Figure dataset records
┄┄┄┄┄┄┄┄┄┄┄┄┄┄┄┄┄┄┄┄
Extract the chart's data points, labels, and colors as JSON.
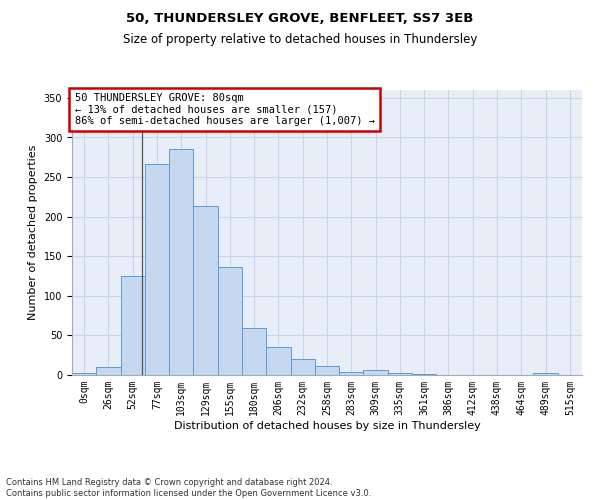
{
  "title1": "50, THUNDERSLEY GROVE, BENFLEET, SS7 3EB",
  "title2": "Size of property relative to detached houses in Thundersley",
  "xlabel": "Distribution of detached houses by size in Thundersley",
  "ylabel": "Number of detached properties",
  "bar_labels": [
    "0sqm",
    "26sqm",
    "52sqm",
    "77sqm",
    "103sqm",
    "129sqm",
    "155sqm",
    "180sqm",
    "206sqm",
    "232sqm",
    "258sqm",
    "283sqm",
    "309sqm",
    "335sqm",
    "361sqm",
    "386sqm",
    "412sqm",
    "438sqm",
    "464sqm",
    "489sqm",
    "515sqm"
  ],
  "bar_values": [
    2,
    10,
    125,
    267,
    285,
    213,
    136,
    60,
    36,
    20,
    12,
    4,
    6,
    3,
    1,
    0,
    0,
    0,
    0,
    2,
    0
  ],
  "bar_color": "#c5d8f0",
  "bar_edge_color": "#5b9bd5",
  "annotation_box_text": "50 THUNDERSLEY GROVE: 80sqm\n← 13% of detached houses are smaller (157)\n86% of semi-detached houses are larger (1,007) →",
  "annotation_box_color": "#ffffff",
  "annotation_box_edge_color": "#cc0000",
  "vline_x": 2.88,
  "ylim": [
    0,
    360
  ],
  "yticks": [
    0,
    50,
    100,
    150,
    200,
    250,
    300,
    350
  ],
  "grid_color": "#c8d4e8",
  "bg_color": "#e8eef8",
  "footnote": "Contains HM Land Registry data © Crown copyright and database right 2024.\nContains public sector information licensed under the Open Government Licence v3.0.",
  "title1_fontsize": 9.5,
  "title2_fontsize": 8.5,
  "xlabel_fontsize": 8,
  "ylabel_fontsize": 8,
  "tick_fontsize": 7,
  "footnote_fontsize": 6,
  "annot_fontsize": 7.5
}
┄┄┄┄┄┄┄┄┄┄┄┄┄┄┄┄┄┄┄┄
- **BRIEF**
Transcribe the full listing character for character. Pictures are excluded.

- **FINISHED EXERCISE**
Extract the chart's data points, labels, and colors as JSON.
{
  "title1": "50, THUNDERSLEY GROVE, BENFLEET, SS7 3EB",
  "title2": "Size of property relative to detached houses in Thundersley",
  "xlabel": "Distribution of detached houses by size in Thundersley",
  "ylabel": "Number of detached properties",
  "bar_labels": [
    "0sqm",
    "26sqm",
    "52sqm",
    "77sqm",
    "103sqm",
    "129sqm",
    "155sqm",
    "180sqm",
    "206sqm",
    "232sqm",
    "258sqm",
    "283sqm",
    "309sqm",
    "335sqm",
    "361sqm",
    "386sqm",
    "412sqm",
    "438sqm",
    "464sqm",
    "489sqm",
    "515sqm"
  ],
  "bar_values": [
    2,
    10,
    125,
    267,
    285,
    213,
    136,
    60,
    36,
    20,
    12,
    4,
    6,
    3,
    1,
    0,
    0,
    0,
    0,
    2,
    0
  ],
  "bar_color": "#c5d8f0",
  "bar_edge_color": "#5b9bd5",
  "annotation_box_text": "50 THUNDERSLEY GROVE: 80sqm\n← 13% of detached houses are smaller (157)\n86% of semi-detached houses are larger (1,007) →",
  "annotation_box_color": "#ffffff",
  "annotation_box_edge_color": "#cc0000",
  "vline_x": 2.88,
  "ylim": [
    0,
    360
  ],
  "yticks": [
    0,
    50,
    100,
    150,
    200,
    250,
    300,
    350
  ],
  "grid_color": "#c8d4e8",
  "bg_color": "#e8eef8",
  "footnote": "Contains HM Land Registry data © Crown copyright and database right 2024.\nContains public sector information licensed under the Open Government Licence v3.0.",
  "title1_fontsize": 9.5,
  "title2_fontsize": 8.5,
  "xlabel_fontsize": 8,
  "ylabel_fontsize": 8,
  "tick_fontsize": 7,
  "footnote_fontsize": 6,
  "annot_fontsize": 7.5
}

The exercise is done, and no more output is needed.